TASK OBJECTIVE => Check the listing below line by line and report how many lines hold "stipulated", with no other words.
═════ LISTING
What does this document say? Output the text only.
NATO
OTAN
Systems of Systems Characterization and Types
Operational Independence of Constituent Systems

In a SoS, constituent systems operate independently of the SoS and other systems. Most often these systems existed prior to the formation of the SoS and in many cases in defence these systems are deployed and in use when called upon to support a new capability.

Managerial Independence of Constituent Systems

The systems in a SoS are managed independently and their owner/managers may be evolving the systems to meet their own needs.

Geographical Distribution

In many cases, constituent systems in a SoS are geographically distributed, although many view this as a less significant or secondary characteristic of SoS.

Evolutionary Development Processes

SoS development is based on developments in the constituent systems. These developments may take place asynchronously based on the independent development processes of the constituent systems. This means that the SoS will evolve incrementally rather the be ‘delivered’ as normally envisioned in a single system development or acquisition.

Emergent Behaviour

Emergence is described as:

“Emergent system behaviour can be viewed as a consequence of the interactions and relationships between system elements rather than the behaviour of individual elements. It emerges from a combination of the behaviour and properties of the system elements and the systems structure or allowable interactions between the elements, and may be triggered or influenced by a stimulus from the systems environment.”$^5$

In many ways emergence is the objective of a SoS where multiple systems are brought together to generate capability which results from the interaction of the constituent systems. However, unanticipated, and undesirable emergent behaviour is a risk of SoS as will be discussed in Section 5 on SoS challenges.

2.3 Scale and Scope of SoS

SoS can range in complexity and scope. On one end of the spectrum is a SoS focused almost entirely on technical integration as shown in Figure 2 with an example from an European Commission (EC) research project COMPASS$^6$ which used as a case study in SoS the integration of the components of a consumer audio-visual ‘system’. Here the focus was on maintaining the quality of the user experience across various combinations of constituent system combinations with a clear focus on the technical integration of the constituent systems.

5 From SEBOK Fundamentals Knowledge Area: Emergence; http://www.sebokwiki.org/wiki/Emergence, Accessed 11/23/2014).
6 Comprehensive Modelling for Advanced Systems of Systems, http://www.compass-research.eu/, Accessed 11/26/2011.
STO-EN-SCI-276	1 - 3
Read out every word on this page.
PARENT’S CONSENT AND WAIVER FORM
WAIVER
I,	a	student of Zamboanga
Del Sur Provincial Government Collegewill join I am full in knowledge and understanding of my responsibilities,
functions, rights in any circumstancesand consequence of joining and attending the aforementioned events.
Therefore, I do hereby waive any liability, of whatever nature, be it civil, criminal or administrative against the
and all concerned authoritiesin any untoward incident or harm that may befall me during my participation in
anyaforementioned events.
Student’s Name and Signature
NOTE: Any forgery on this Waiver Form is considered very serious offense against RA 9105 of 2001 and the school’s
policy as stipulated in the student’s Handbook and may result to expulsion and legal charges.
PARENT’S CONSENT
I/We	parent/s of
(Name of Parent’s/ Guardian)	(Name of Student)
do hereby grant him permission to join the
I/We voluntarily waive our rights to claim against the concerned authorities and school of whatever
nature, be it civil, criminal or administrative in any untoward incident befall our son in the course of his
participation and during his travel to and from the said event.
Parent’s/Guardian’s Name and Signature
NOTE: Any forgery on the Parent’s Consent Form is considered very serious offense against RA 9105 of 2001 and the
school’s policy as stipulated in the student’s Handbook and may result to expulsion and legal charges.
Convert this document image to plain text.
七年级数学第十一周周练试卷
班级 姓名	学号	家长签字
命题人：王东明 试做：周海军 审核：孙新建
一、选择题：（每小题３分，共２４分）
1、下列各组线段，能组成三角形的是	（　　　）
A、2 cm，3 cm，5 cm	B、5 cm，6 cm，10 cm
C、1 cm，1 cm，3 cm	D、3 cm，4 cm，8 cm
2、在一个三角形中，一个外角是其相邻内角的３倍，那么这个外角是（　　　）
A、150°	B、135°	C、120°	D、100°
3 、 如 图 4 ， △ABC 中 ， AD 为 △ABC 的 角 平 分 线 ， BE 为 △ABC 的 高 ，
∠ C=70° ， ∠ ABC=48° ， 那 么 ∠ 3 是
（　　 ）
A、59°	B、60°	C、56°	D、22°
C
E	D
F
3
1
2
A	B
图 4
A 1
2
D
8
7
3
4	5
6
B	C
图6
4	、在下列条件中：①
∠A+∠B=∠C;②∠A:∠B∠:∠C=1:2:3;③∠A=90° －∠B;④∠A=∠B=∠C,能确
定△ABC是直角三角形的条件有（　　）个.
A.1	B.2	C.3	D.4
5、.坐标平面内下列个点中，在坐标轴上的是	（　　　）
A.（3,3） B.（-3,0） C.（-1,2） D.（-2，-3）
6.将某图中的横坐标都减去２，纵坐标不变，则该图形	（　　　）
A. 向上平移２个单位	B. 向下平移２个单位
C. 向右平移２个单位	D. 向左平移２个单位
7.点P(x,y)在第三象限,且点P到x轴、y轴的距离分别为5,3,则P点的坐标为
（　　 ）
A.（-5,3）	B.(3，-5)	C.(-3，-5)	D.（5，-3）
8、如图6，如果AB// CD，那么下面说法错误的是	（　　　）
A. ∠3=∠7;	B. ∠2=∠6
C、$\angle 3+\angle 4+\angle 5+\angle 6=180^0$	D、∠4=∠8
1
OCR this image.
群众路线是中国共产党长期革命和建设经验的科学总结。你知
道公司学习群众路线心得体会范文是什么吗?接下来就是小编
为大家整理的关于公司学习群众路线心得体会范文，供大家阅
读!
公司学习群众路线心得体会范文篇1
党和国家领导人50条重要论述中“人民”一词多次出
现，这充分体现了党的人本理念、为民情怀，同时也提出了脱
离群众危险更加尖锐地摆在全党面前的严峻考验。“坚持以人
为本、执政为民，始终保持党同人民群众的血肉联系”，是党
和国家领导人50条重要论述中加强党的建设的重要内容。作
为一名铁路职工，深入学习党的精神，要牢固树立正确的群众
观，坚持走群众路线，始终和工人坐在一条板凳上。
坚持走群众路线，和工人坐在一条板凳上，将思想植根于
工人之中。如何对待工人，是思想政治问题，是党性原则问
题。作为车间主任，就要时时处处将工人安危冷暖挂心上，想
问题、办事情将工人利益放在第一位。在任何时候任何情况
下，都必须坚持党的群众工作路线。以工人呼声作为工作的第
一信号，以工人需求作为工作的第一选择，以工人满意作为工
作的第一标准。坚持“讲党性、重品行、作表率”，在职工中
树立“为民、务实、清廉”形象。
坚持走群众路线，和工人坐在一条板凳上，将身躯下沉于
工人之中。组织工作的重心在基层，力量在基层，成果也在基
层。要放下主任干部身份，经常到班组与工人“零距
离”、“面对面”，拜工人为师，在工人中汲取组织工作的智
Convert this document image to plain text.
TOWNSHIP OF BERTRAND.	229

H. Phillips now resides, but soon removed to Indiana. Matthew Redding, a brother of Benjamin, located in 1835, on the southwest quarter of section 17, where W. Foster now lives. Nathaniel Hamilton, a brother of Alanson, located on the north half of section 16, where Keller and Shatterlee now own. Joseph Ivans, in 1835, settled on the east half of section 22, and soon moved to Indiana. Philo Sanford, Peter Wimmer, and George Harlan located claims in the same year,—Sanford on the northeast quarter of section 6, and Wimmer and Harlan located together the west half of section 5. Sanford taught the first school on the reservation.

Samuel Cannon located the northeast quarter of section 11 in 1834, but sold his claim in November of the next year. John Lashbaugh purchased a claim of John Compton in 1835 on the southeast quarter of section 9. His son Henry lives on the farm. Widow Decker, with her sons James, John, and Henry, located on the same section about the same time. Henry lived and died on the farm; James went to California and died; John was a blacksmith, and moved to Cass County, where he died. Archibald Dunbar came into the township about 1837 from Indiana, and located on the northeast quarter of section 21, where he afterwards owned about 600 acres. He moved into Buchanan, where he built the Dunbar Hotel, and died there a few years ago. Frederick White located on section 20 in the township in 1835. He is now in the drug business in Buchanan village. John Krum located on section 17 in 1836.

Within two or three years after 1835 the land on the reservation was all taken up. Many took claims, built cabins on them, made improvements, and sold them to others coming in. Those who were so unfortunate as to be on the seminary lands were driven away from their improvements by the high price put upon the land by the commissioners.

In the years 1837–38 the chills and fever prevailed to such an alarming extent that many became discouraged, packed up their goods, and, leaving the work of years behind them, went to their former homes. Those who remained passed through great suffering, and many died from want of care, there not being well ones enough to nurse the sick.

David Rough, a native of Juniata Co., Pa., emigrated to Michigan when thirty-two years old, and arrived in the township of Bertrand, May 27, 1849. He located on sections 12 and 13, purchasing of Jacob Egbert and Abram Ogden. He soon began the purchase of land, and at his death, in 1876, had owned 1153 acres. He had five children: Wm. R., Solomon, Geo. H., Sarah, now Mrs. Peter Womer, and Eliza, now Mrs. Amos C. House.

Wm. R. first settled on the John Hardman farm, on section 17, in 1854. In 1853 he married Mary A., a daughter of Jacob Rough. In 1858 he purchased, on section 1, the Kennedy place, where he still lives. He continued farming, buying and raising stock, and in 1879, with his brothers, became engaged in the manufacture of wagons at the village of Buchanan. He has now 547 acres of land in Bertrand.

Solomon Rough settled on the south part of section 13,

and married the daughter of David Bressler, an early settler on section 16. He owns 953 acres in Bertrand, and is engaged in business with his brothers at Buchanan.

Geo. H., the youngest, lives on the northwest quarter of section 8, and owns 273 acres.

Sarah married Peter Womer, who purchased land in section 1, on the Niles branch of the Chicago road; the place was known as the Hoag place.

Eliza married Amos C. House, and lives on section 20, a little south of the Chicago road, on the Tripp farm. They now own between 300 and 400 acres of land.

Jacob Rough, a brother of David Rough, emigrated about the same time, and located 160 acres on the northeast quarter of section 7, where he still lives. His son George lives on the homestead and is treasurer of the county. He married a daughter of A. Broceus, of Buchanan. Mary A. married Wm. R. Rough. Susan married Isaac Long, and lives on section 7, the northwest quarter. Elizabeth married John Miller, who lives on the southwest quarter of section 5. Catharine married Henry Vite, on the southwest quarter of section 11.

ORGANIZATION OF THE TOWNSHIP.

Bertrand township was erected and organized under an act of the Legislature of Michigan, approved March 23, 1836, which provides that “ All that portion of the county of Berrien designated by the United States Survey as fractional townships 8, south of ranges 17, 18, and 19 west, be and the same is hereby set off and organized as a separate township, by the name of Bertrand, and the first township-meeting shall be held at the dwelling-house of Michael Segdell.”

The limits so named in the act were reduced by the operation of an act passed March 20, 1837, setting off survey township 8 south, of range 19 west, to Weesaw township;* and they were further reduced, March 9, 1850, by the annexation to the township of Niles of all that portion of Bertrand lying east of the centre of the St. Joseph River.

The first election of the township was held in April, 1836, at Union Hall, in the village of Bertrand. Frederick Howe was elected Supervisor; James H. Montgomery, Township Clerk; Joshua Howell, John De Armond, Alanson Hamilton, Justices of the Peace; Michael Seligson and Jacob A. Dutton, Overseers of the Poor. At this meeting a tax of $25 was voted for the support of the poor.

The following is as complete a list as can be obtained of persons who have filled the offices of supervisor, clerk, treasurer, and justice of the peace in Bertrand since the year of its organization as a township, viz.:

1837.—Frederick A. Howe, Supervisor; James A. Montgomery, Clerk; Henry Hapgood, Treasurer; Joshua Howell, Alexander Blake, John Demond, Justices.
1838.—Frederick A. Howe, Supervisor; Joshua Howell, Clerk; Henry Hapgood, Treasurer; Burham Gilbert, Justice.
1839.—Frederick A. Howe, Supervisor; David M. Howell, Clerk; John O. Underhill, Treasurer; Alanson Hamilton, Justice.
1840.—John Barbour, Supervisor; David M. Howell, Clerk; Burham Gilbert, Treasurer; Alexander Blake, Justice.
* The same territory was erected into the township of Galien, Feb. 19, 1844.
══════════
REPLY TO THE TASK => 2